▶ [Dataset excerpt]
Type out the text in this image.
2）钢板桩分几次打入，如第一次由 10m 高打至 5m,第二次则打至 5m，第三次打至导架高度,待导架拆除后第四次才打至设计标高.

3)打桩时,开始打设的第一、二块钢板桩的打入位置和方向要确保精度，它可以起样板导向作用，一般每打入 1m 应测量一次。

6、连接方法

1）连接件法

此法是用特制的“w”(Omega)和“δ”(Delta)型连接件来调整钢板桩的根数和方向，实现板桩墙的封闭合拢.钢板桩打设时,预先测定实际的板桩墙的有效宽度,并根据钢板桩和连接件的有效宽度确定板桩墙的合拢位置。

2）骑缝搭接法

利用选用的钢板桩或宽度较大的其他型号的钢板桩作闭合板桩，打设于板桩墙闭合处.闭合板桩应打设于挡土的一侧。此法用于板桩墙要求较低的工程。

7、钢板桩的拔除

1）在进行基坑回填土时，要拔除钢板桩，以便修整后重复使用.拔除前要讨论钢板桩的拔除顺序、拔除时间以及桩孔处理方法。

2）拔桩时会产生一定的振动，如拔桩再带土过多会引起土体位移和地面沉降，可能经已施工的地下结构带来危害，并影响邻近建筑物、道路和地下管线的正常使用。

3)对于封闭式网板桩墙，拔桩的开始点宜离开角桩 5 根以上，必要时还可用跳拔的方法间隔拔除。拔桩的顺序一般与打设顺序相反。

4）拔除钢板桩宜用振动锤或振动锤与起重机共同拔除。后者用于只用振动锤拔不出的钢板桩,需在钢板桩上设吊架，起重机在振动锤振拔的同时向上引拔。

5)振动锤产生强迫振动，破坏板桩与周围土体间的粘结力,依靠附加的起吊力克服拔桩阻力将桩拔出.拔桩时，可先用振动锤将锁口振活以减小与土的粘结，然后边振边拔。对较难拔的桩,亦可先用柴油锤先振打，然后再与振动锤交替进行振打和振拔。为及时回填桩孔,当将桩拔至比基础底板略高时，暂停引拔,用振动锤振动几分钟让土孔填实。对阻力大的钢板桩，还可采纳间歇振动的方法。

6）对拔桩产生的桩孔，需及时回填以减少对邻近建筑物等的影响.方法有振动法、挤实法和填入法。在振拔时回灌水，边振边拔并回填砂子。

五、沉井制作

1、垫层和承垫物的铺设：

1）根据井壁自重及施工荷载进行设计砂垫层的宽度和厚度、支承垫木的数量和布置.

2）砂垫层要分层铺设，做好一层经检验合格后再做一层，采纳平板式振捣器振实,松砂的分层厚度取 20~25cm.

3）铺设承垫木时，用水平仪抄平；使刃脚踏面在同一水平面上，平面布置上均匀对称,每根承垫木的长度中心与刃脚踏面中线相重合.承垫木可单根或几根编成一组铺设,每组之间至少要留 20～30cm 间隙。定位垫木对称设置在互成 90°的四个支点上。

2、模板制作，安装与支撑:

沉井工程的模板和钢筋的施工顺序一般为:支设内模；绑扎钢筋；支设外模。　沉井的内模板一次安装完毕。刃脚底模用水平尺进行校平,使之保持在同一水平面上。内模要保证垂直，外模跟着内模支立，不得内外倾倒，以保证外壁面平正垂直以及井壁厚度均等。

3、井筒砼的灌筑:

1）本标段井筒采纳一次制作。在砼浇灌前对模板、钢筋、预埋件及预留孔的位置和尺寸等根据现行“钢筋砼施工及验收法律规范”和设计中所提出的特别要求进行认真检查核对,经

▶ [Problem] Extract every entry in the listing word for word.

▶ [Result of this task]
Type out the text in this image.
2）钢板桩分几次打入，如第一次由 10m 高打至 5m,第二次则打至 5m，第三次打至导架高度,待导架拆除后第四次才打至设计标高.

3)打桩时,开始打设的第一、二块钢板桩的打入位置和方向要确保精度，它可以起样板导向作用，一般每打入 1m 应测量一次。

6、连接方法

1）连接件法

此法是用特制的“w”(Omega)和“δ”(Delta)型连接件来调整钢板桩的根数和方向，实现板桩墙的封闭合拢.钢板桩打设时,预先测定实际的板桩墙的有效宽度,并根据钢板桩和连接件的有效宽度确定板桩墙的合拢位置。

2）骑缝搭接法

利用选用的钢板桩或宽度较大的其他型号的钢板桩作闭合板桩，打设于板桩墙闭合处.闭合板桩应打设于挡土的一侧。此法用于板桩墙要求较低的工程。

7、钢板桩的拔除

1）在进行基坑回填土时，要拔除钢板桩，以便修整后重复使用.拔除前要讨论钢板桩的拔除顺序、拔除时间以及桩孔处理方法。

2）拔桩时会产生一定的振动，如拔桩再带土过多会引起土体位移和地面沉降，可能经已施工的地下结构带来危害，并影响邻近建筑物、道路和地下管线的正常使用。

3)对于封闭式网板桩墙，拔桩的开始点宜离开角桩 5 根以上，必要时还可用跳拔的方法间隔拔除。拔桩的顺序一般与打设顺序相反。

4）拔除钢板桩宜用振动锤或振动锤与起重机共同拔除。后者用于只用振动锤拔不出的钢板桩,需在钢板桩上设吊架，起重机在振动锤振拔的同时向上引拔。

5)振动锤产生强迫振动，破坏板桩与周围土体间的粘结力,依靠附加的起吊力克服拔桩阻力将桩拔出.拔桩时，可先用振动锤将锁口振活以减小与土的粘结，然后边振边拔。对较难拔的桩,亦可先用柴油锤先振打，然后再与振动锤交替进行振打和振拔。为及时回填桩孔,当将桩拔至比基础底板略高时，暂停引拔,用振动锤振动几分钟让土孔填实。对阻力大的钢板桩，还可采纳间歇振动的方法。

6）对拔桩产生的桩孔，需及时回填以减少对邻近建筑物等的影响.方法有振动法、挤实法和填入法。在振拔时回灌水，边振边拔并回填砂子。

五、沉井制作

1、垫层和承垫物的铺设：

1）根据井壁自重及施工荷载进行设计砂垫层的宽度和厚度、支承垫木的数量和布置.

2）砂垫层要分层铺设，做好一层经检验合格后再做一层，采纳平板式振捣器振实,松砂的分层厚度取 20~25cm.

3）铺设承垫木时，用水平仪抄平；使刃脚踏面在同一水平面上，平面布置上均匀对称,每根承垫木的长度中心与刃脚踏面中线相重合.承垫木可单根或几根编成一组铺设,每组之间至少要留 20～30cm 间隙。定位垫木对称设置在互成 90°的四个支点上。

2、模板制作，安装与支撑:

沉井工程的模板和钢筋的施工顺序一般为:支设内模；绑扎钢筋；支设外模。　沉井的内模板一次安装完毕。刃脚底模用水平尺进行校平,使之保持在同一水平面上。内模要保证垂直，外模跟着内模支立，不得内外倾倒，以保证外壁面平正垂直以及井壁厚度均等。

3、井筒砼的灌筑:

1）本标段井筒采纳一次制作。在砼浇灌前对模板、钢筋、预埋件及预留孔的位置和尺寸等根据现行“钢筋砼施工及验收法律规范”和设计中所提出的特别要求进行认真检查核对,经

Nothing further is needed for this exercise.